**Directions for this task:** Return the entries below in their exact form, leaving the pictures out.

** BEGIN Excerpted records **

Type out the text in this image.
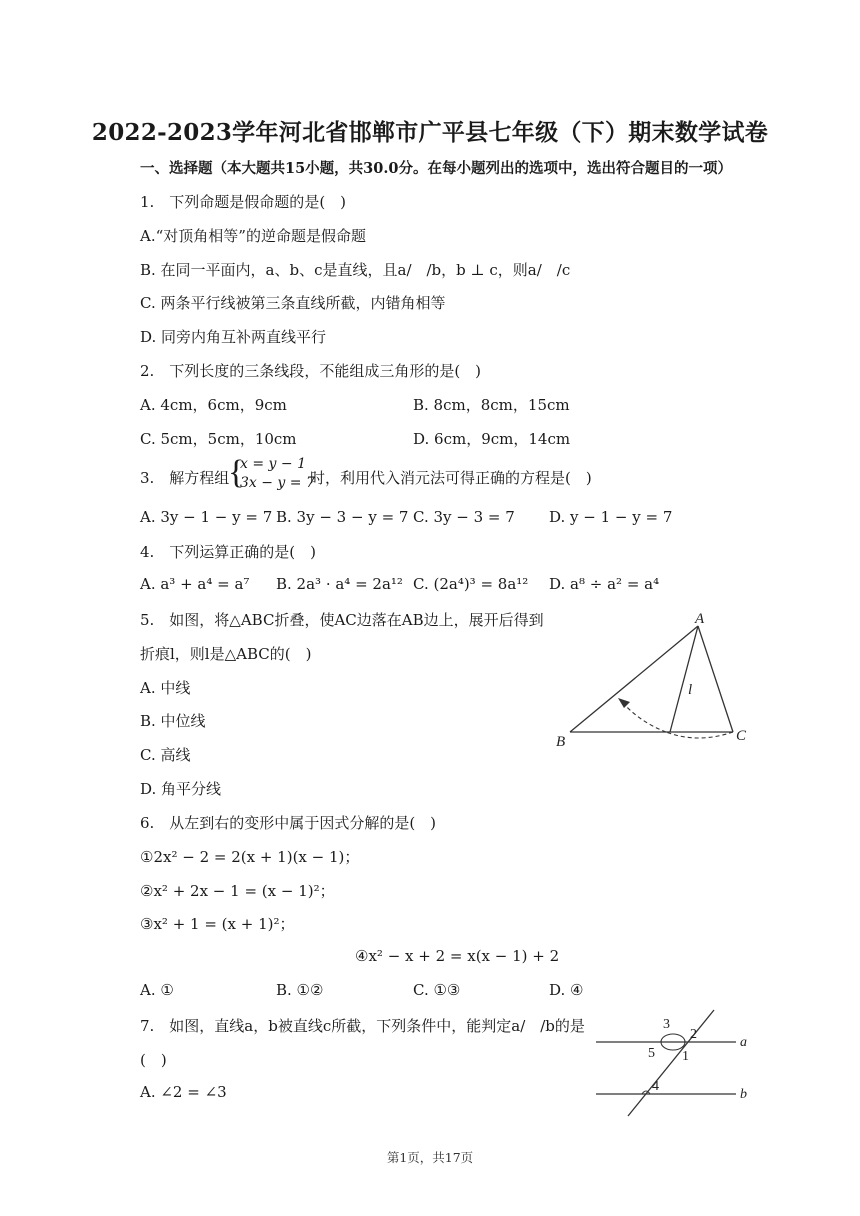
2022-2023学年河北省邯郸市广平县七年级（下）期末数学试卷
一、选择题（本大题共15小题，共30.0分。在每小题列出的选项中，选出符合题目的一项）
1.　下列命题是假命题的是(　)
A.“对顶角相等”的逆命题是假命题
B. 在同一平面内，a、b、c是直线，且a/　/b，b ⊥ c，则a/　/c
C. 两条平行线被第三条直线所截，内错角相等
D. 同旁内角互补两直线平行
2.　下列长度的三条线段，不能组成三角形的是(　)
A. 4cm，6cm，9cm	B. 8cm，8cm，15cm
C. 5cm，5cm，10cm	D. 6cm，9cm，14cm
3.　解方程组
{
x = y − 1
3x − y = 7
时，利用代入消元法可得正确的方程是(　)
A. 3y − 1 − y = 7 B. 3y − 3 − y = 7 C. 3y − 3 = 7 D. y − 1 − y = 7
4.　下列运算正确的是(　)
A. a³ + a⁴ = a⁷ B. 2a³ · a⁴ = 2a¹² C. (2a⁴)³ = 8a¹² D. a⁸ ÷ a² = a⁴
5.　如图，将△ABC折叠，使AC边落在AB边上，展开后得到
折痕l，则l是△ABC的(　)
A. 中线
B. 中位线
C. 高线
D. 角平分线
A
B	C
l
6.　从左到右的变形中属于因式分解的是(　)
①2x² − 2 = 2(x + 1)(x − 1)；
②x² + 2x − 1 = (x − 1)²；
③x² + 1 = (x + 1)²；
④x² − x + 2 = x(x − 1) + 2
A. ①	B. ①②	C. ①③	D. ④
7.　如图，直线a，b被直线c所截，下列条件中，能判定a/　/b的是
(　)
A. ∠2 = ∠3
3
2
1
5
4
a
b
第1页，共17页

** END Excerpted records **

**Solution below:**
Type out the text in this image.
2022-2023学年河北省邯郸市广平县七年级（下）期末数学试卷
一、选择题（本大题共15小题，共30.0分。在每小题列出的选项中，选出符合题目的一项）
1.　下列命题是假命题的是(　)
A.“对顶角相等”的逆命题是假命题
B. 在同一平面内，a、b、c是直线，且a/　/b，b ⊥ c，则a/　/c
C. 两条平行线被第三条直线所截，内错角相等
D. 同旁内角互补两直线平行
2.　下列长度的三条线段，不能组成三角形的是(　)
A. 4cm，6cm，9cm	B. 8cm，8cm，15cm
C. 5cm，5cm，10cm	D. 6cm，9cm，14cm
3.　解方程组
{
x = y − 1
3x − y = 7
时，利用代入消元法可得正确的方程是(　)
A. 3y − 1 − y = 7 B. 3y − 3 − y = 7 C. 3y − 3 = 7 D. y − 1 − y = 7
4.　下列运算正确的是(　)
A. a³ + a⁴ = a⁷ B. 2a³ · a⁴ = 2a¹² C. (2a⁴)³ = 8a¹² D. a⁸ ÷ a² = a⁴
5.　如图，将△ABC折叠，使AC边落在AB边上，展开后得到
折痕l，则l是△ABC的(　)
A. 中线
B. 中位线
C. 高线
D. 角平分线
A
B	C
l
6.　从左到右的变形中属于因式分解的是(　)
①2x² − 2 = 2(x + 1)(x − 1)；
②x² + 2x − 1 = (x − 1)²；
③x² + 1 = (x + 1)²；
④x² − x + 2 = x(x − 1) + 2
A. ①	B. ①②	C. ①③	D. ④
7.　如图，直线a，b被直线c所截，下列条件中，能判定a/　/b的是
(　)
A. ∠2 = ∠3
3
2
1
5
4
a
b
第1页，共17页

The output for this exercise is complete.